── DATA EXCERPTS

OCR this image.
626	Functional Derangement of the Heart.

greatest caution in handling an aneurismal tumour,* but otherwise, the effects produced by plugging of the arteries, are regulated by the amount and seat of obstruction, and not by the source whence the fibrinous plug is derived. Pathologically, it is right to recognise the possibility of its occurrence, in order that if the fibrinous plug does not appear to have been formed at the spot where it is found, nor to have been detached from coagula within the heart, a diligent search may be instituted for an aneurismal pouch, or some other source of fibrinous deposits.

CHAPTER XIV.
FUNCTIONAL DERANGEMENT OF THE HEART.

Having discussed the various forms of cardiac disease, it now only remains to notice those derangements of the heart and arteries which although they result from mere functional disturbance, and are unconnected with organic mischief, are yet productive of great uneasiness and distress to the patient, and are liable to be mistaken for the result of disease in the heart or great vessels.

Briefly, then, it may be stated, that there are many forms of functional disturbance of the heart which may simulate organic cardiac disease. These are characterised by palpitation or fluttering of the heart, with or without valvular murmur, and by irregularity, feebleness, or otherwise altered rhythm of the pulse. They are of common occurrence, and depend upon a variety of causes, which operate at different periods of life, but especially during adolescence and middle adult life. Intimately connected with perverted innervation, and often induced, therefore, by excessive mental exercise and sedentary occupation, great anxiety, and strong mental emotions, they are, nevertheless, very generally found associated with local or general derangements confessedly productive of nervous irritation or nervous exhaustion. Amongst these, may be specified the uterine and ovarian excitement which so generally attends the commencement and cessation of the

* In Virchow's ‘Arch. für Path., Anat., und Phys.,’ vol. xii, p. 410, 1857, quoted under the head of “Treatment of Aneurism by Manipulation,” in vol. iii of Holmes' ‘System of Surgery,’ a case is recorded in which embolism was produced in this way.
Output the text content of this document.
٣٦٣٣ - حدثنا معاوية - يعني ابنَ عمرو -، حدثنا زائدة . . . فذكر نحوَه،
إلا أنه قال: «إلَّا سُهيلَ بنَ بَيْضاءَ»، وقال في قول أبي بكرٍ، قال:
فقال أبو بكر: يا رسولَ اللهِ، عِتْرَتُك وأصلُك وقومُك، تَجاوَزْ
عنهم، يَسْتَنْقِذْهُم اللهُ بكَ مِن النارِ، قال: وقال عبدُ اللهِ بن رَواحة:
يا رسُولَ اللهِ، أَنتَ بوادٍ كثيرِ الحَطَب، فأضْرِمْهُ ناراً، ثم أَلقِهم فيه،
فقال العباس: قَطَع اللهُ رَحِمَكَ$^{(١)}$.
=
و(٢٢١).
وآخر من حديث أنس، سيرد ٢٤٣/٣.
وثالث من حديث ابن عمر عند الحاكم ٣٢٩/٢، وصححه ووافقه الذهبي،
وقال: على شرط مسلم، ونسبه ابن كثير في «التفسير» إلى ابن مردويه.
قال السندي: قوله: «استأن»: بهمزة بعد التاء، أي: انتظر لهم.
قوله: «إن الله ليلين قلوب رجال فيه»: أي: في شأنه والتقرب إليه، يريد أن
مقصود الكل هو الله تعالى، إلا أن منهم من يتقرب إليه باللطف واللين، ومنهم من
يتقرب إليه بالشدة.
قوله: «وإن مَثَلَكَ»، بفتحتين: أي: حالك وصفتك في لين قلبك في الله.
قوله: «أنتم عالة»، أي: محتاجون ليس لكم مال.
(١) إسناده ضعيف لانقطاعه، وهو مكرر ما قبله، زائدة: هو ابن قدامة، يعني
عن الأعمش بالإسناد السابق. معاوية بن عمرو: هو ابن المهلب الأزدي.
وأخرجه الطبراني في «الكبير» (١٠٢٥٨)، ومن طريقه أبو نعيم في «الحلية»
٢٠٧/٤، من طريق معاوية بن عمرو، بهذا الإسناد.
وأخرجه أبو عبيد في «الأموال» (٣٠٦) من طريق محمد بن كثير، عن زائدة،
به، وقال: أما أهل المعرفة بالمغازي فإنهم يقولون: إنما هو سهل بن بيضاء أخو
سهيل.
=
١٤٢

────

**DIRECTION:** Each line of the material should be duplicated exactly, please.

**SOLUTION FOR THIS EXERCISE:**
OCR this image.
626	Functional Derangement of the Heart.

greatest caution in handling an aneurismal tumour,* but otherwise, the effects produced by plugging of the arteries, are regulated by the amount and seat of obstruction, and not by the source whence the fibrinous plug is derived. Pathologically, it is right to recognise the possibility of its occurrence, in order that if the fibrinous plug does not appear to have been formed at the spot where it is found, nor to have been detached from coagula within the heart, a diligent search may be instituted for an aneurismal pouch, or some other source of fibrinous deposits.

CHAPTER XIV.
FUNCTIONAL DERANGEMENT OF THE HEART.

Having discussed the various forms of cardiac disease, it now only remains to notice those derangements of the heart and arteries which although they result from mere functional disturbance, and are unconnected with organic mischief, are yet productive of great uneasiness and distress to the patient, and are liable to be mistaken for the result of disease in the heart or great vessels.

Briefly, then, it may be stated, that there are many forms of functional disturbance of the heart which may simulate organic cardiac disease. These are characterised by palpitation or fluttering of the heart, with or without valvular murmur, and by irregularity, feebleness, or otherwise altered rhythm of the pulse. They are of common occurrence, and depend upon a variety of causes, which operate at different periods of life, but especially during adolescence and middle adult life. Intimately connected with perverted innervation, and often induced, therefore, by excessive mental exercise and sedentary occupation, great anxiety, and strong mental emotions, they are, nevertheless, very generally found associated with local or general derangements confessedly productive of nervous irritation or nervous exhaustion. Amongst these, may be specified the uterine and ovarian excitement which so generally attends the commencement and cessation of the

* In Virchow's ‘Arch. für Path., Anat., und Phys.,’ vol. xii, p. 410, 1857, quoted under the head of “Treatment of Aneurism by Manipulation,” in vol. iii of Holmes' ‘System of Surgery,’ a case is recorded in which embolism was produced in this way.
Output the text content of this document.
٣٦٣٣ - حدثنا معاوية - يعني ابنَ عمرو -، حدثنا زائدة . . . فذكر نحوَه،
إلا أنه قال: «إلَّا سُهيلَ بنَ بَيْضاءَ»، وقال في قول أبي بكرٍ، قال:
فقال أبو بكر: يا رسولَ اللهِ، عِتْرَتُك وأصلُك وقومُك، تَجاوَزْ
عنهم، يَسْتَنْقِذْهُم اللهُ بكَ مِن النارِ، قال: وقال عبدُ اللهِ بن رَواحة:
يا رسُولَ اللهِ، أَنتَ بوادٍ كثيرِ الحَطَب، فأضْرِمْهُ ناراً، ثم أَلقِهم فيه،
فقال العباس: قَطَع اللهُ رَحِمَكَ$^{(١)}$.
=
و(٢٢١).
وآخر من حديث أنس، سيرد ٢٤٣/٣.
وثالث من حديث ابن عمر عند الحاكم ٣٢٩/٢، وصححه ووافقه الذهبي،
وقال: على شرط مسلم، ونسبه ابن كثير في «التفسير» إلى ابن مردويه.
قال السندي: قوله: «استأن»: بهمزة بعد التاء، أي: انتظر لهم.
قوله: «إن الله ليلين قلوب رجال فيه»: أي: في شأنه والتقرب إليه، يريد أن
مقصود الكل هو الله تعالى، إلا أن منهم من يتقرب إليه باللطف واللين، ومنهم من
يتقرب إليه بالشدة.
قوله: «وإن مَثَلَكَ»، بفتحتين: أي: حالك وصفتك في لين قلبك في الله.
قوله: «أنتم عالة»، أي: محتاجون ليس لكم مال.
(١) إسناده ضعيف لانقطاعه، وهو مكرر ما قبله، زائدة: هو ابن قدامة، يعني
عن الأعمش بالإسناد السابق. معاوية بن عمرو: هو ابن المهلب الأزدي.
وأخرجه الطبراني في «الكبير» (١٠٢٥٨)، ومن طريقه أبو نعيم في «الحلية»
٢٠٧/٤، من طريق معاوية بن عمرو، بهذا الإسناد.
وأخرجه أبو عبيد في «الأموال» (٣٠٦) من طريق محمد بن كثير، عن زائدة،
به، وقال: أما أهل المعرفة بالمغازي فإنهم يقولون: إنما هو سهل بن بيضاء أخو
سهيل.
=
١٤٢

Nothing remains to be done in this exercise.